::: EXTRAIT DU DOCUMENT

À propos de brevets, l’une des pistes explorée par Madame Pécresse, ce n’est pas, pour les raisons exposés ci-dessus, l’Université qui alimente la France pour faire bonne figure dans la production de brevets dans le monde. Ce sont essentiellement les entreprises qui déposent ces brevets en France. L’entreprise Valeo est celle qui déposait le plus de brevets en France en 2017. La « désindustrialisation » de la France est également à considérer. L’Organisation mondiale de la propriété industrielle (WIPO) indique qu’en 2020 la France a rétrogradé à la 11e place pour le nombre de brevets précédée par l’Italie et la Turquie (!) et est talonnée maintenant par l’Espagne, un lent déclin puisque l’Hexagone était fièrement en quatrième place mondiale en 2010. Il n’existe malheureusement aucune donnée relative au nombre de brevets français effectivement exploités. Conclusion, avec des lois stupides comme celle que concocta Pécresse avec Sarkozy qui n’a jamais pensé un seul instant à l’avenir de la France, l’un ou l’autre ou tous les deux, alors il n’y a pas matière à s’étonner que la France décline. Finalement comme le dit souvent H16 ce pays est foutu !

::::::

**CONSIGNE**
Poursuivez l'extrait sur les brevets en France à partir de sa dernière phrase.

::: DONNÉES ENREGISTRÉES

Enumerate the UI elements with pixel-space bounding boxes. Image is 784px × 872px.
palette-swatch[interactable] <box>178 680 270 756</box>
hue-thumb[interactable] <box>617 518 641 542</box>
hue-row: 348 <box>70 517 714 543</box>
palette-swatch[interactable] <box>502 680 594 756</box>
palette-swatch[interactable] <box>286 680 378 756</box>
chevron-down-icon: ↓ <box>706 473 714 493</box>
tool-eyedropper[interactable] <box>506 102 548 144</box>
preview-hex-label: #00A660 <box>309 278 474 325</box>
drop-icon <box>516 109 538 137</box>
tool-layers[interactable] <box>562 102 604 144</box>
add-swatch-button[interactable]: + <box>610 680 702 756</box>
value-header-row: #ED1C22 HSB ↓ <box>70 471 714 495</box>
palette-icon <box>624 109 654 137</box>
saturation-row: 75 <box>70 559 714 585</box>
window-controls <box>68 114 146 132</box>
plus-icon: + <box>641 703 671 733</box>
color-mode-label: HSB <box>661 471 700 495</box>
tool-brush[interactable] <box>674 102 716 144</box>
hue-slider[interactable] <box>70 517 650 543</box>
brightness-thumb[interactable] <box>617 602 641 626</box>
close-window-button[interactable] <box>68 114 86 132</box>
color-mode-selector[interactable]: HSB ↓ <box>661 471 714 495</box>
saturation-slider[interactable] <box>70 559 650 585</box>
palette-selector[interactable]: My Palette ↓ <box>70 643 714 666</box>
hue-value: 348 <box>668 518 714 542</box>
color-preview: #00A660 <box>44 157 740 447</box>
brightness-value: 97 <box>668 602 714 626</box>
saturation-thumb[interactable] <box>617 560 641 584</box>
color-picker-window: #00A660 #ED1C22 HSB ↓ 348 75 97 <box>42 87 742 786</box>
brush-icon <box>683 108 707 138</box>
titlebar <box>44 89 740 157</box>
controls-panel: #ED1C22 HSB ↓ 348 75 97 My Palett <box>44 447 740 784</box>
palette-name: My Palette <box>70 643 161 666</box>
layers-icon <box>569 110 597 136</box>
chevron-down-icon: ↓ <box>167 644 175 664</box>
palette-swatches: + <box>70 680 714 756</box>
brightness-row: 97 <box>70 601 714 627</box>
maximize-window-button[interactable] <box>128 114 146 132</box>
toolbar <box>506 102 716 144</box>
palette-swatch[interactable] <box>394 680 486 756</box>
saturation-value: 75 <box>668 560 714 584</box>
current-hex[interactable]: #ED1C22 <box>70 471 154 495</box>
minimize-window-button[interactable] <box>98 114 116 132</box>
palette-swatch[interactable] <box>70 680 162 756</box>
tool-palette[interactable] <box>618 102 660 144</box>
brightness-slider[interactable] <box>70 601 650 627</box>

::::::

**RÉSULTAT FINAL**
Note. Le maintien d’un brevet international a un coût. Celui-ci varie selon le nombre et la nature des pays où sa validité est revendiquée par l’inventeur. Il varie entre 5000 et 20000 dollars par an (source : WIPO). L’inventeur, qu’il s’agisse d’une personne physique, d’une entité industrielle ou dans le cadre de ce billet d’un laboratoire de recherche universitaire, doit donc trouver un « client » le plus rapidement possible. Cette démarche peut s’avérer également coûteuse. Dans la réalité très peu de laboratoires universitaires français protègent leurs travaux par dépôt de brevets. Enfin les autorités de tutelle françaises, CEA, CNRS, INSERM, etc, revendiquent un pourcentage des royalties en cas de licence. Les chances de s’enrichir, individuellement ou pour un laboratoire, dans le cadre d’une recherche universitaire susceptible de faire l’objet d’un brevet sont donc proches de zéro. Madame Pécresse avait donc tout faux …
Ping : Brève. Elections présidentielles en France, commentaire. – Qui m'aime me suive…
Pécresse : fille de riches née à Neuilly, études privées à Versailles, piston pour HEC et ensuite l’ENA et Ô miracle, mademoiselle Roux qui ne sait rien faire et n’a pas appris grand-chose se retrouve « comme par hasard » conseillère du président de la république de l’époque (le père Chichi) à sa sortie de l’école. Boum !! Direct ! Brut de fonderie. La suite est une succession de conneries faites par une gamine nulle qui a accès à des trucs de grandes personnes. Et ça veut se présenter à la présidence de la république ? Allez, pincez-moi et dîtes-moi que je rêve… 🙂
J’oubliais, Pécresse est évidemment, comme presque toute la clique politique qui nous dirige, une « Young Leader » de la « French American Foundation ».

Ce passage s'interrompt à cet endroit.